About this exercise:
Keep every character as it is and output all of the records.

Supplied data:
»»
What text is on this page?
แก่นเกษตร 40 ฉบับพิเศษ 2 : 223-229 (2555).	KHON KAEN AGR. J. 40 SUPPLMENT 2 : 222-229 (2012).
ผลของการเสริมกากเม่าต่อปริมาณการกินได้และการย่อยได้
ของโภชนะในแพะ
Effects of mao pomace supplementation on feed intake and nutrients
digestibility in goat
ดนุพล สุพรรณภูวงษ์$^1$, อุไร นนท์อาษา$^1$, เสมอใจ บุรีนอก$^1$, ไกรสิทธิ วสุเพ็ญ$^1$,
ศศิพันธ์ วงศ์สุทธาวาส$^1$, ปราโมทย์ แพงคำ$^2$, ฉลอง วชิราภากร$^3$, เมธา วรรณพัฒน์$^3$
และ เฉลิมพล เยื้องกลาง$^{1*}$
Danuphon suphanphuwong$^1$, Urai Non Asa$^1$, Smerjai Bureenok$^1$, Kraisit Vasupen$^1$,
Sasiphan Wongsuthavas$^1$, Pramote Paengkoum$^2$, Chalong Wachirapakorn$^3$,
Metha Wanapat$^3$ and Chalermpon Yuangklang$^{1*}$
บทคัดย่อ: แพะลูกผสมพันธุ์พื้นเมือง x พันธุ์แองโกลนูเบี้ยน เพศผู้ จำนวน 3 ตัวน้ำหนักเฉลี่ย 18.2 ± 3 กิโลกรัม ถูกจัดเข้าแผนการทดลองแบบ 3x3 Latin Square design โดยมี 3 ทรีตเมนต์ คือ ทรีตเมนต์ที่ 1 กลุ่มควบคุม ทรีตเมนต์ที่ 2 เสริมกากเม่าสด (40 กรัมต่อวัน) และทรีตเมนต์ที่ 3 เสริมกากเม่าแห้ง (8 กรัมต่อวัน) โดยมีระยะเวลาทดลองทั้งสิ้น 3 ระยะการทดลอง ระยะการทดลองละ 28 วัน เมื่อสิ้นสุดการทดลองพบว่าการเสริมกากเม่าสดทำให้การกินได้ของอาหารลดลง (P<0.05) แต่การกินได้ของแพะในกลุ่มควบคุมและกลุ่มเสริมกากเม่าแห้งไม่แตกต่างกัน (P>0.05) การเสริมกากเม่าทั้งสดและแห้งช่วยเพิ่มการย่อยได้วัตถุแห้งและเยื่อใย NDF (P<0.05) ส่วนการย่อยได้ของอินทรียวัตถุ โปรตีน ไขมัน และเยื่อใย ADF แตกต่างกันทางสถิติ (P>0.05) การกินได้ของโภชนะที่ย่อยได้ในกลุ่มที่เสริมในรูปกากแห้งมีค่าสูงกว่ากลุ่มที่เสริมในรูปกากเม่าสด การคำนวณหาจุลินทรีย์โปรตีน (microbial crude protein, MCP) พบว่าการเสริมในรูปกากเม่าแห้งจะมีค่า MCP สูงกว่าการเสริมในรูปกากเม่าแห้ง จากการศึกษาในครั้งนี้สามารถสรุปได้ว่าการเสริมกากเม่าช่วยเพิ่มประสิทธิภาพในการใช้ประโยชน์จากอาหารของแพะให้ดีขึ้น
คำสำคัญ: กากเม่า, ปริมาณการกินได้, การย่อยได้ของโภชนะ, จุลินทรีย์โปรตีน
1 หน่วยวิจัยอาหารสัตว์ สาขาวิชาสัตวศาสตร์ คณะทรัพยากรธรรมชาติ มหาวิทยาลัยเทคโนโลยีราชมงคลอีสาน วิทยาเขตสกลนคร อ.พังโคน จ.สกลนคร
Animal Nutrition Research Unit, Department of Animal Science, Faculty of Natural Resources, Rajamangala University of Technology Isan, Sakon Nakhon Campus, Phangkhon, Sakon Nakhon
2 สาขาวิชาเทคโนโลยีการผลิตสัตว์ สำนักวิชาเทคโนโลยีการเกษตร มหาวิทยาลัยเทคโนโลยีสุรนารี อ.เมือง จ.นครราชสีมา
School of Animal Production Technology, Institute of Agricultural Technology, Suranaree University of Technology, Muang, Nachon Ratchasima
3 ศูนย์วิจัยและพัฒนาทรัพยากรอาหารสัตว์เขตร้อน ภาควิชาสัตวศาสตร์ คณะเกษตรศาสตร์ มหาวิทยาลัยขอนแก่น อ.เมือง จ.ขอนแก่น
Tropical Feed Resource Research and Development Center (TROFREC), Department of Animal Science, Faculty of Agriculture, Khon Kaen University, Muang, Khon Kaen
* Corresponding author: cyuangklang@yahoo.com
««
Your response:
What text is on this page?
แก่นเกษตร 40 ฉบับพิเศษ 2 : 223-229 (2555).	KHON KAEN AGR. J. 40 SUPPLMENT 2 : 222-229 (2012).
ผลของการเสริมกากเม่าต่อปริมาณการกินได้และการย่อยได้
ของโภชนะในแพะ
Effects of mao pomace supplementation on feed intake and nutrients
digestibility in goat
ดนุพล สุพรรณภูวงษ์$^1$, อุไร นนท์อาษา$^1$, เสมอใจ บุรีนอก$^1$, ไกรสิทธิ วสุเพ็ญ$^1$,
ศศิพันธ์ วงศ์สุทธาวาส$^1$, ปราโมทย์ แพงคำ$^2$, ฉลอง วชิราภากร$^3$, เมธา วรรณพัฒน์$^3$
และ เฉลิมพล เยื้องกลาง$^{1*}$
Danuphon suphanphuwong$^1$, Urai Non Asa$^1$, Smerjai Bureenok$^1$, Kraisit Vasupen$^1$,
Sasiphan Wongsuthavas$^1$, Pramote Paengkoum$^2$, Chalong Wachirapakorn$^3$,
Metha Wanapat$^3$ and Chalermpon Yuangklang$^{1*}$
บทคัดย่อ: แพะลูกผสมพันธุ์พื้นเมือง x พันธุ์แองโกลนูเบี้ยน เพศผู้ จำนวน 3 ตัวน้ำหนักเฉลี่ย 18.2 ± 3 กิโลกรัม ถูกจัดเข้าแผนการทดลองแบบ 3x3 Latin Square design โดยมี 3 ทรีตเมนต์ คือ ทรีตเมนต์ที่ 1 กลุ่มควบคุม ทรีตเมนต์ที่ 2 เสริมกากเม่าสด (40 กรัมต่อวัน) และทรีตเมนต์ที่ 3 เสริมกากเม่าแห้ง (8 กรัมต่อวัน) โดยมีระยะเวลาทดลองทั้งสิ้น 3 ระยะการทดลอง ระยะการทดลองละ 28 วัน เมื่อสิ้นสุดการทดลองพบว่าการเสริมกากเม่าสดทำให้การกินได้ของอาหารลดลง (P<0.05) แต่การกินได้ของแพะในกลุ่มควบคุมและกลุ่มเสริมกากเม่าแห้งไม่แตกต่างกัน (P>0.05) การเสริมกากเม่าทั้งสดและแห้งช่วยเพิ่มการย่อยได้วัตถุแห้งและเยื่อใย NDF (P<0.05) ส่วนการย่อยได้ของอินทรียวัตถุ โปรตีน ไขมัน และเยื่อใย ADF แตกต่างกันทางสถิติ (P>0.05) การกินได้ของโภชนะที่ย่อยได้ในกลุ่มที่เสริมในรูปกากแห้งมีค่าสูงกว่ากลุ่มที่เสริมในรูปกากเม่าสด การคำนวณหาจุลินทรีย์โปรตีน (microbial crude protein, MCP) พบว่าการเสริมในรูปกากเม่าแห้งจะมีค่า MCP สูงกว่าการเสริมในรูปกากเม่าแห้ง จากการศึกษาในครั้งนี้สามารถสรุปได้ว่าการเสริมกากเม่าช่วยเพิ่มประสิทธิภาพในการใช้ประโยชน์จากอาหารของแพะให้ดีขึ้น
คำสำคัญ: กากเม่า, ปริมาณการกินได้, การย่อยได้ของโภชนะ, จุลินทรีย์โปรตีน
1 หน่วยวิจัยอาหารสัตว์ สาขาวิชาสัตวศาสตร์ คณะทรัพยากรธรรมชาติ มหาวิทยาลัยเทคโนโลยีราชมงคลอีสาน วิทยาเขตสกลนคร อ.พังโคน จ.สกลนคร
Animal Nutrition Research Unit, Department of Animal Science, Faculty of Natural Resources, Rajamangala University of Technology Isan, Sakon Nakhon Campus, Phangkhon, Sakon Nakhon
2 สาขาวิชาเทคโนโลยีการผลิตสัตว์ สำนักวิชาเทคโนโลยีการเกษตร มหาวิทยาลัยเทคโนโลยีสุรนารี อ.เมือง จ.นครราชสีมา
School of Animal Production Technology, Institute of Agricultural Technology, Suranaree University of Technology, Muang, Nachon Ratchasima
3 ศูนย์วิจัยและพัฒนาทรัพยากรอาหารสัตว์เขตร้อน ภาควิชาสัตวศาสตร์ คณะเกษตรศาสตร์ มหาวิทยาลัยขอนแก่น อ.เมือง จ.ขอนแก่น
Tropical Feed Resource Research and Development Center (TROFREC), Department of Animal Science, Faculty of Agriculture, Khon Kaen University, Muang, Khon Kaen
* Corresponding author: cyuangklang@yahoo.com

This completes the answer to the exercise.